[START OF Data]

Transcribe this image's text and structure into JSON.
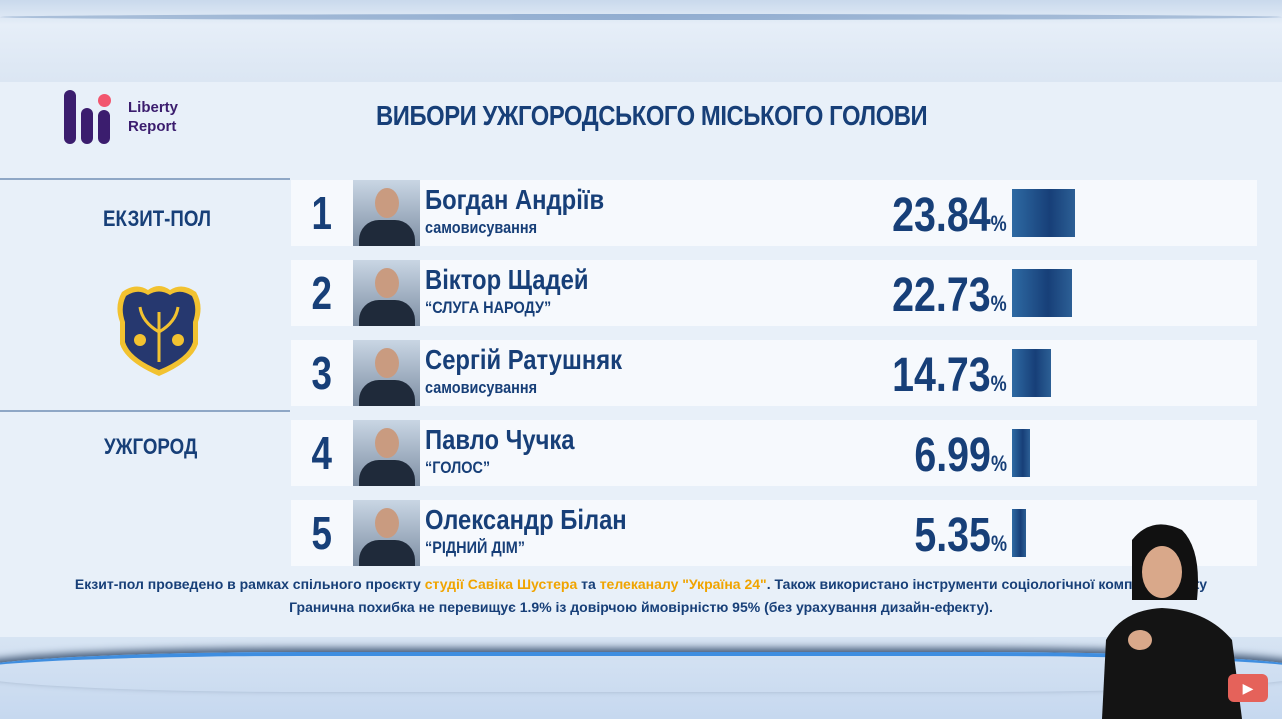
{
  "header": {
    "logo_text_1": "Liberty",
    "logo_text_2": "Report",
    "title": "ВИБОРИ УЖГОРОДСЬКОГО МІСЬКОГО ГОЛОВИ"
  },
  "sidebar": {
    "label_top": "ЕКЗИТ-ПОЛ",
    "label_bottom": "УЖГОРОД"
  },
  "chart_data": {
    "type": "bar",
    "title": "ВИБОРИ УЖГОРОДСЬКОГО МІСЬКОГО ГОЛОВИ",
    "unit": "%",
    "categories": [
      "Богдан Андріїв",
      "Віктор Щадей",
      "Сергій Ратушняк",
      "Павло Чучка",
      "Олександр Білан"
    ],
    "ranks": [
      "1",
      "2",
      "3",
      "4",
      "5"
    ],
    "parties": [
      "самовисування",
      "“СЛУГА НАРОДУ”",
      "самовисування",
      "“ГОЛОС”",
      "“РІДНИЙ ДІМ”"
    ],
    "values": [
      23.84,
      22.73,
      14.73,
      6.99,
      5.35
    ],
    "labels": [
      "23.84",
      "22.73",
      "14.73",
      "6.99",
      "5.35"
    ],
    "orientation": "horizontal",
    "bar_color": "#173f78"
  },
  "footer": {
    "line1_a": "Екзит-пол проведено в рамках спільного проєкту ",
    "line1_b": "студії Савіка Шустера",
    "line1_c": " та ",
    "line1_d": "телеканалу \"Україна 24\"",
    "line1_e": ". Також використано інструменти соціологічної компанії Liberty",
    "line2": "Гранична похибка не перевищує 1.9% із довірчою ймовірністю 95% (без урахування дизайн-ефекту).",
    "highlight_color": "#f0a400"
  },
  "overlay": {
    "subscribe_label": "▶"
  }
}
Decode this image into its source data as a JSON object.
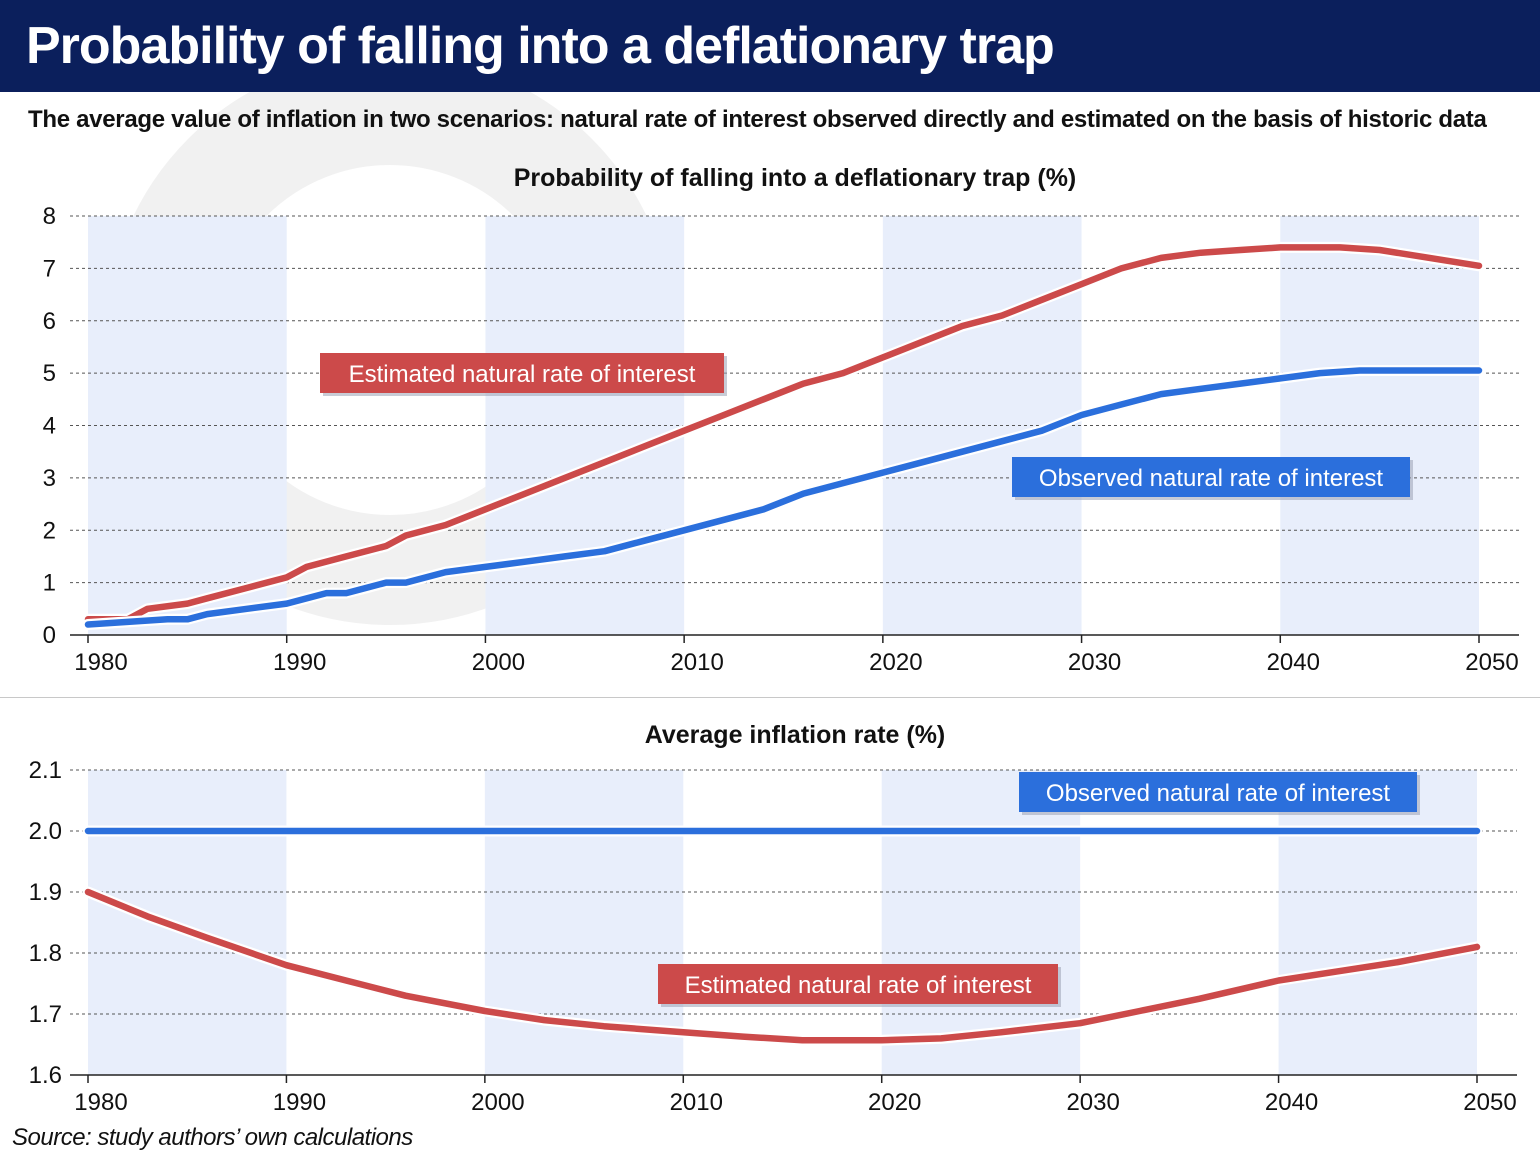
{
  "header": {
    "title": "Probability of falling into a deflationary trap",
    "subtitle": "The average value of inflation in two scenarios: natural rate of interest observed directly and estimated on the basis of historic data"
  },
  "colors": {
    "header_bg": "#0b1f5c",
    "estimated": "#cc4a4a",
    "observed": "#2b6fdc",
    "band": "#e8eefb"
  },
  "source": "Source: study authors’ own calculations",
  "chart_data": [
    {
      "type": "line",
      "title": "Probability of falling into a deflationary trap (%)",
      "x_ticks": [
        1980,
        1990,
        2000,
        2010,
        2020,
        2030,
        2040,
        2050
      ],
      "y_ticks": [
        0,
        1,
        2,
        3,
        4,
        5,
        6,
        7,
        8
      ],
      "xlim": [
        1980,
        2050
      ],
      "ylim": [
        0,
        8
      ],
      "grid": true,
      "shaded_decades": [
        [
          1980,
          1990
        ],
        [
          2000,
          2010
        ],
        [
          2020,
          2030
        ],
        [
          2040,
          2050
        ]
      ],
      "series": [
        {
          "name": "Estimated natural rate of interest",
          "color": "#cc4a4a",
          "x": [
            1980,
            1982,
            1983,
            1985,
            1986,
            1988,
            1990,
            1991,
            1993,
            1995,
            1996,
            1998,
            2000,
            2002,
            2004,
            2006,
            2008,
            2010,
            2012,
            2014,
            2016,
            2018,
            2020,
            2022,
            2024,
            2026,
            2028,
            2030,
            2032,
            2034,
            2036,
            2038,
            2040,
            2043,
            2045,
            2050
          ],
          "y": [
            0.3,
            0.3,
            0.5,
            0.6,
            0.7,
            0.9,
            1.1,
            1.3,
            1.5,
            1.7,
            1.9,
            2.1,
            2.4,
            2.7,
            3.0,
            3.3,
            3.6,
            3.9,
            4.2,
            4.5,
            4.8,
            5.0,
            5.3,
            5.6,
            5.9,
            6.1,
            6.4,
            6.7,
            7.0,
            7.2,
            7.3,
            7.35,
            7.4,
            7.4,
            7.35,
            7.05
          ]
        },
        {
          "name": "Observed natural rate of interest",
          "color": "#2b6fdc",
          "x": [
            1980,
            1982,
            1984,
            1985,
            1986,
            1988,
            1990,
            1992,
            1993,
            1994,
            1995,
            1996,
            1998,
            2000,
            2002,
            2004,
            2006,
            2008,
            2010,
            2012,
            2014,
            2016,
            2018,
            2020,
            2022,
            2024,
            2026,
            2028,
            2030,
            2032,
            2034,
            2036,
            2038,
            2040,
            2042,
            2044,
            2050
          ],
          "y": [
            0.2,
            0.25,
            0.3,
            0.3,
            0.4,
            0.5,
            0.6,
            0.8,
            0.8,
            0.9,
            1.0,
            1.0,
            1.2,
            1.3,
            1.4,
            1.5,
            1.6,
            1.8,
            2.0,
            2.2,
            2.4,
            2.7,
            2.9,
            3.1,
            3.3,
            3.5,
            3.7,
            3.9,
            4.2,
            4.4,
            4.6,
            4.7,
            4.8,
            4.9,
            5.0,
            5.05,
            5.05
          ]
        }
      ],
      "labels": {
        "estimated": "Estimated natural rate of interest",
        "observed": "Observed natural rate of interest"
      }
    },
    {
      "type": "line",
      "title": "Average inflation rate (%)",
      "x_ticks": [
        1980,
        1990,
        2000,
        2010,
        2020,
        2030,
        2040,
        2050
      ],
      "y_ticks": [
        "1.6",
        "1.7",
        "1.8",
        "1.9",
        "2.0",
        "2.1"
      ],
      "xlim": [
        1980,
        2050
      ],
      "ylim": [
        1.6,
        2.1
      ],
      "grid": true,
      "shaded_decades": [
        [
          1980,
          1990
        ],
        [
          2000,
          2010
        ],
        [
          2020,
          2030
        ],
        [
          2040,
          2050
        ]
      ],
      "series": [
        {
          "name": "Observed natural rate of interest",
          "color": "#2b6fdc",
          "x": [
            1980,
            2050
          ],
          "y": [
            2.0,
            2.0
          ]
        },
        {
          "name": "Estimated natural rate of interest",
          "color": "#cc4a4a",
          "x": [
            1980,
            1983,
            1986,
            1990,
            1993,
            1996,
            2000,
            2003,
            2006,
            2010,
            2013,
            2016,
            2020,
            2023,
            2026,
            2030,
            2033,
            2036,
            2040,
            2043,
            2046,
            2050
          ],
          "y": [
            1.9,
            1.86,
            1.825,
            1.78,
            1.755,
            1.73,
            1.705,
            1.69,
            1.68,
            1.67,
            1.663,
            1.657,
            1.657,
            1.66,
            1.67,
            1.685,
            1.705,
            1.725,
            1.755,
            1.77,
            1.785,
            1.81
          ]
        }
      ],
      "labels": {
        "estimated": "Estimated natural rate of interest",
        "observed": "Observed natural rate of interest"
      }
    }
  ]
}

[END OF Data]

Retype the listing exactly. Pictures do not belong in the copy.

Written response:
Transcribe this image's text and structure into JSON.
{
  "header": {
    "logo_text_1": "Liberty",
    "logo_text_2": "Report",
    "title": "ВИБОРИ УЖГОРОДСЬКОГО МІСЬКОГО ГОЛОВИ"
  },
  "sidebar": {
    "label_top": "ЕКЗИТ-ПОЛ",
    "label_bottom": "УЖГОРОД"
  },
  "chart_data": {
    "type": "bar",
    "title": "ВИБОРИ УЖГОРОДСЬКОГО МІСЬКОГО ГОЛОВИ",
    "unit": "%",
    "categories": [
      "Богдан Андріїв",
      "Віктор Щадей",
      "Сергій Ратушняк",
      "Павло Чучка",
      "Олександр Білан"
    ],
    "ranks": [
      "1",
      "2",
      "3",
      "4",
      "5"
    ],
    "parties": [
      "самовисування",
      "“СЛУГА НАРОДУ”",
      "самовисування",
      "“ГОЛОС”",
      "“РІДНИЙ ДІМ”"
    ],
    "values": [
      23.84,
      22.73,
      14.73,
      6.99,
      5.35
    ],
    "labels": [
      "23.84",
      "22.73",
      "14.73",
      "6.99",
      "5.35"
    ],
    "orientation": "horizontal",
    "bar_color": "#173f78"
  },
  "footer": {
    "line1_a": "Екзит-пол проведено в рамках спільного проєкту ",
    "line1_b": "студії Савіка Шустера",
    "line1_c": " та ",
    "line1_d": "телеканалу \"Україна 24\"",
    "line1_e": ". Також використано інструменти соціологічної компанії Liberty",
    "line2": "Гранична похибка не перевищує 1.9% із довірчою ймовірністю 95% (без урахування дизайн-ефекту).",
    "highlight_color": "#f0a400"
  },
  "overlay": {
    "subscribe_label": "▶"
  }
}
Decode this image into its source data as a JSON object.
{
  "header": {
    "title": "Probability of falling into a deflationary trap",
    "subtitle": "The average value of inflation in two scenarios: natural rate of interest observed directly and estimated on the basis of historic data"
  },
  "colors": {
    "header_bg": "#0b1f5c",
    "estimated": "#cc4a4a",
    "observed": "#2b6fdc",
    "band": "#e8eefb"
  },
  "source": "Source: study authors’ own calculations",
  "chart_data": [
    {
      "type": "line",
      "title": "Probability of falling into a deflationary trap (%)",
      "x_ticks": [
        1980,
        1990,
        2000,
        2010,
        2020,
        2030,
        2040,
        2050
      ],
      "y_ticks": [
        0,
        1,
        2,
        3,
        4,
        5,
        6,
        7,
        8
      ],
      "xlim": [
        1980,
        2050
      ],
      "ylim": [
        0,
        8
      ],
      "grid": true,
      "shaded_decades": [
        [
          1980,
          1990
        ],
        [
          2000,
          2010
        ],
        [
          2020,
          2030
        ],
        [
          2040,
          2050
        ]
      ],
      "series": [
        {
          "name": "Estimated natural rate of interest",
          "color": "#cc4a4a",
          "x": [
            1980,
            1982,
            1983,
            1985,
            1986,
            1988,
            1990,
            1991,
            1993,
            1995,
            1996,
            1998,
            2000,
            2002,
            2004,
            2006,
            2008,
            2010,
            2012,
            2014,
            2016,
            2018,
            2020,
            2022,
            2024,
            2026,
            2028,
            2030,
            2032,
            2034,
            2036,
            2038,
            2040,
            2043,
            2045,
            2050
          ],
          "y": [
            0.3,
            0.3,
            0.5,
            0.6,
            0.7,
            0.9,
            1.1,
            1.3,
            1.5,
            1.7,
            1.9,
            2.1,
            2.4,
            2.7,
            3.0,
            3.3,
            3.6,
            3.9,
            4.2,
            4.5,
            4.8,
            5.0,
            5.3,
            5.6,
            5.9,
            6.1,
            6.4,
            6.7,
            7.0,
            7.2,
            7.3,
            7.35,
            7.4,
            7.4,
            7.35,
            7.05
          ]
        },
        {
          "name": "Observed natural rate of interest",
          "color": "#2b6fdc",
          "x": [
            1980,
            1982,
            1984,
            1985,
            1986,
            1988,
            1990,
            1992,
            1993,
            1994,
            1995,
            1996,
            1998,
            2000,
            2002,
            2004,
            2006,
            2008,
            2010,
            2012,
            2014,
            2016,
            2018,
            2020,
            2022,
            2024,
            2026,
            2028,
            2030,
            2032,
            2034,
            2036,
            2038,
            2040,
            2042,
            2044,
            2050
          ],
          "y": [
            0.2,
            0.25,
            0.3,
            0.3,
            0.4,
            0.5,
            0.6,
            0.8,
            0.8,
            0.9,
            1.0,
            1.0,
            1.2,
            1.3,
            1.4,
            1.5,
            1.6,
            1.8,
            2.0,
            2.2,
            2.4,
            2.7,
            2.9,
            3.1,
            3.3,
            3.5,
            3.7,
            3.9,
            4.2,
            4.4,
            4.6,
            4.7,
            4.8,
            4.9,
            5.0,
            5.05,
            5.05
          ]
        }
      ],
      "labels": {
        "estimated": "Estimated natural rate of interest",
        "observed": "Observed natural rate of interest"
      }
    },
    {
      "type": "line",
      "title": "Average inflation rate (%)",
      "x_ticks": [
        1980,
        1990,
        2000,
        2010,
        2020,
        2030,
        2040,
        2050
      ],
      "y_ticks": [
        "1.6",
        "1.7",
        "1.8",
        "1.9",
        "2.0",
        "2.1"
      ],
      "xlim": [
        1980,
        2050
      ],
      "ylim": [
        1.6,
        2.1
      ],
      "grid": true,
      "shaded_decades": [
        [
          1980,
          1990
        ],
        [
          2000,
          2010
        ],
        [
          2020,
          2030
        ],
        [
          2040,
          2050
        ]
      ],
      "series": [
        {
          "name": "Observed natural rate of interest",
          "color": "#2b6fdc",
          "x": [
            1980,
            2050
          ],
          "y": [
            2.0,
            2.0
          ]
        },
        {
          "name": "Estimated natural rate of interest",
          "color": "#cc4a4a",
          "x": [
            1980,
            1983,
            1986,
            1990,
            1993,
            1996,
            2000,
            2003,
            2006,
            2010,
            2013,
            2016,
            2020,
            2023,
            2026,
            2030,
            2033,
            2036,
            2040,
            2043,
            2046,
            2050
          ],
          "y": [
            1.9,
            1.86,
            1.825,
            1.78,
            1.755,
            1.73,
            1.705,
            1.69,
            1.68,
            1.67,
            1.663,
            1.657,
            1.657,
            1.66,
            1.67,
            1.685,
            1.705,
            1.725,
            1.755,
            1.77,
            1.785,
            1.81
          ]
        }
      ],
      "labels": {
        "estimated": "Estimated natural rate of interest",
        "observed": "Observed natural rate of interest"
      }
    }
  ]
}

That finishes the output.